%%

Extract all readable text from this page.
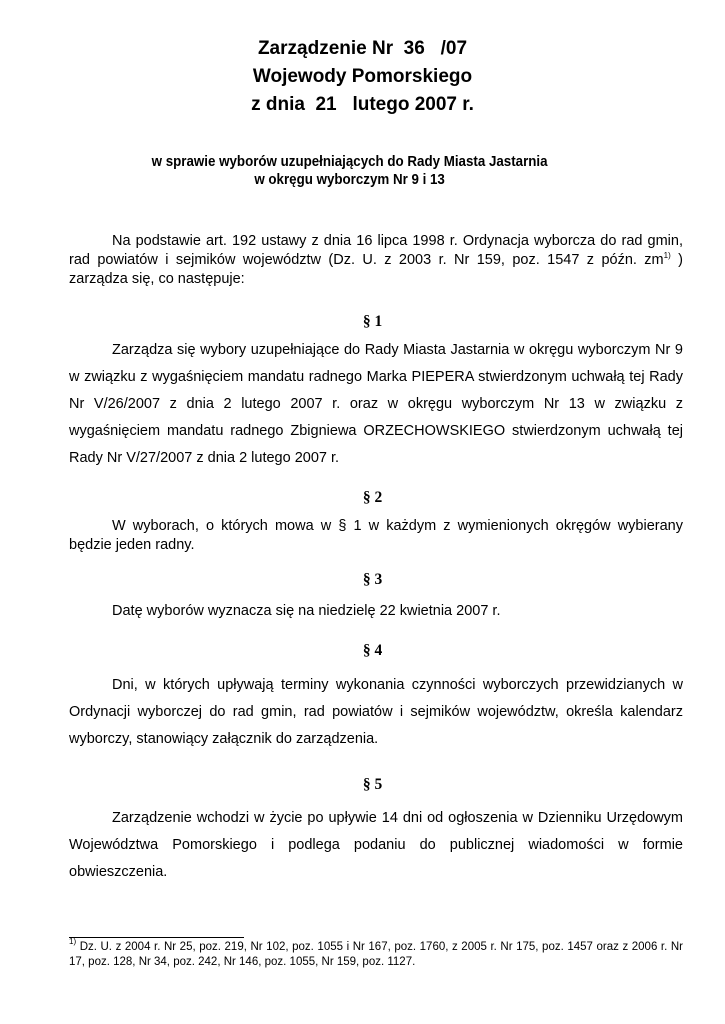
Zarządzenie Nr  36   /07
Wojewody Pomorskiego
z dnia  21   lutego 2007 r.
w sprawie wyborów uzupełniających do Rady Miasta Jastarnia
w okręgu wyborczym Nr 9 i 13
Na podstawie art. 192 ustawy z dnia 16 lipca 1998 r. Ordynacja wyborcza do rad gmin, rad powiatów i sejmików województw (Dz. U. z 2003 r. Nr 159, poz. 1547 z późn. $zm^{1)}$ ) zarządza się, co następuje:
§ 1
Zarządza się wybory uzupełniające do Rady Miasta Jastarnia w okręgu wyborczym Nr 9 w związku z wygaśnięciem mandatu radnego Marka PIEPERA stwierdzonym uchwałą tej Rady Nr V/26/2007 z dnia 2 lutego 2007 r. oraz w okręgu wyborczym Nr 13 w związku z wygaśnięciem mandatu radnego Zbigniewa ORZECHOWSKIEGO stwierdzonym uchwałą tej Rady Nr V/27/2007 z dnia 2 lutego 2007 r.
§ 2
W wyborach, o których mowa w § 1 w każdym z wymienionych okręgów wybierany będzie jeden radny.
§ 3
Datę wyborów wyznacza się na niedzielę 22 kwietnia 2007 r.
§ 4
Dni, w których upływają terminy wykonania czynności wyborczych przewidzianych w Ordynacji wyborczej do rad gmin, rad powiatów i sejmików województw, określa kalendarz wyborczy, stanowiący załącznik do zarządzenia.
§ 5
Zarządzenie wchodzi w życie po upływie 14 dni od ogłoszenia w Dzienniku Urzędowym Województwa Pomorskiego i podlega podaniu do publicznej wiadomości w formie obwieszczenia.
$^{1)}$ Dz. U. z 2004 r. Nr 25, poz. 219, Nr 102, poz. 1055 i Nr 167, poz. 1760, z 2005 r. Nr 175, poz. 1457 oraz z 2006 r. Nr 17, poz. 128, Nr 34, poz. 242, Nr 146, poz. 1055, Nr 159, poz. 1127.
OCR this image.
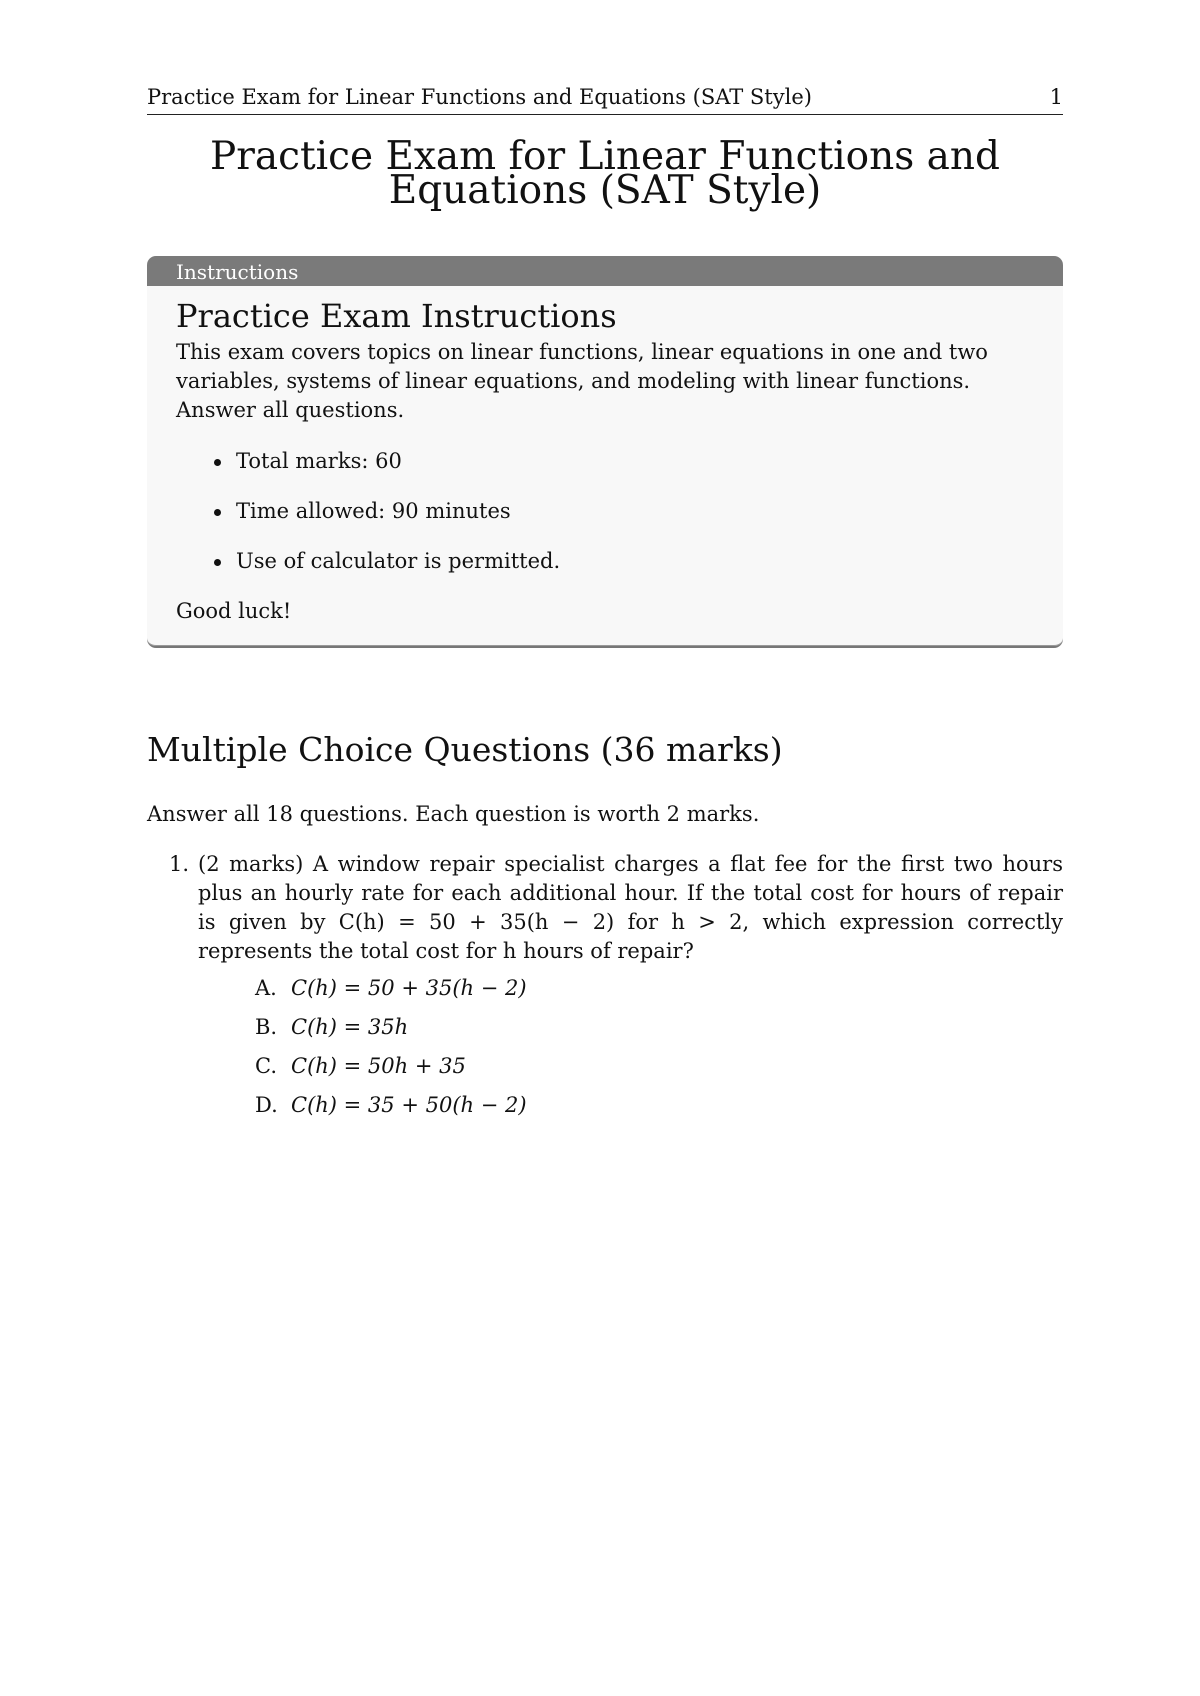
Practice Exam for Linear Functions and Equations (SAT Style)	1
Practice Exam for Linear Functions and Equations (SAT Style)
Instructions
Practice Exam Instructions

This exam covers topics on linear functions, linear equations in one and two variables, systems of linear equations, and modeling with linear functions. Answer all questions.

Total marks: 60
Time allowed: 90 minutes
Use of calculator is permitted.

Good luck!

Multiple Choice Questions (36 marks)

Answer all 18 questions. Each question is worth 2 marks.

1. (2 marks) A window repair specialist charges a flat fee for the first two hours plus an hourly rate for each additional hour. If the total cost for hours of repair is given by C(h) = 50 + 35(h − 2) for h > 2, which expression correctly represents the total cost for h hours of repair?
A. C(h) = 50 + 35(h − 2)
B. C(h) = 35h
C. C(h) = 50h + 35
D. C(h) = 35 + 50(h − 2)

%%

Your goal: Only the lines from the one containing "OCR this image." through the last line of the entries above belong in the copy; reproduce them exactly and drop every picture.

Output of the task:
OCR this image.
Practice Exam for Linear Functions and Equations (SAT Style)	1
Practice Exam for Linear Functions and Equations (SAT Style)
Instructions
Practice Exam Instructions

This exam covers topics on linear functions, linear equations in one and two variables, systems of linear equations, and modeling with linear functions. Answer all questions.

Total marks: 60
Time allowed: 90 minutes
Use of calculator is permitted.

Good luck!

Multiple Choice Questions (36 marks)

Answer all 18 questions. Each question is worth 2 marks.

1. (2 marks) A window repair specialist charges a flat fee for the first two hours plus an hourly rate for each additional hour. If the total cost for hours of repair is given by C(h) = 50 + 35(h − 2) for h > 2, which expression correctly represents the total cost for h hours of repair?
A. C(h) = 50 + 35(h − 2)
B. C(h) = 35h
C. C(h) = 50h + 35
D. C(h) = 35 + 50(h − 2)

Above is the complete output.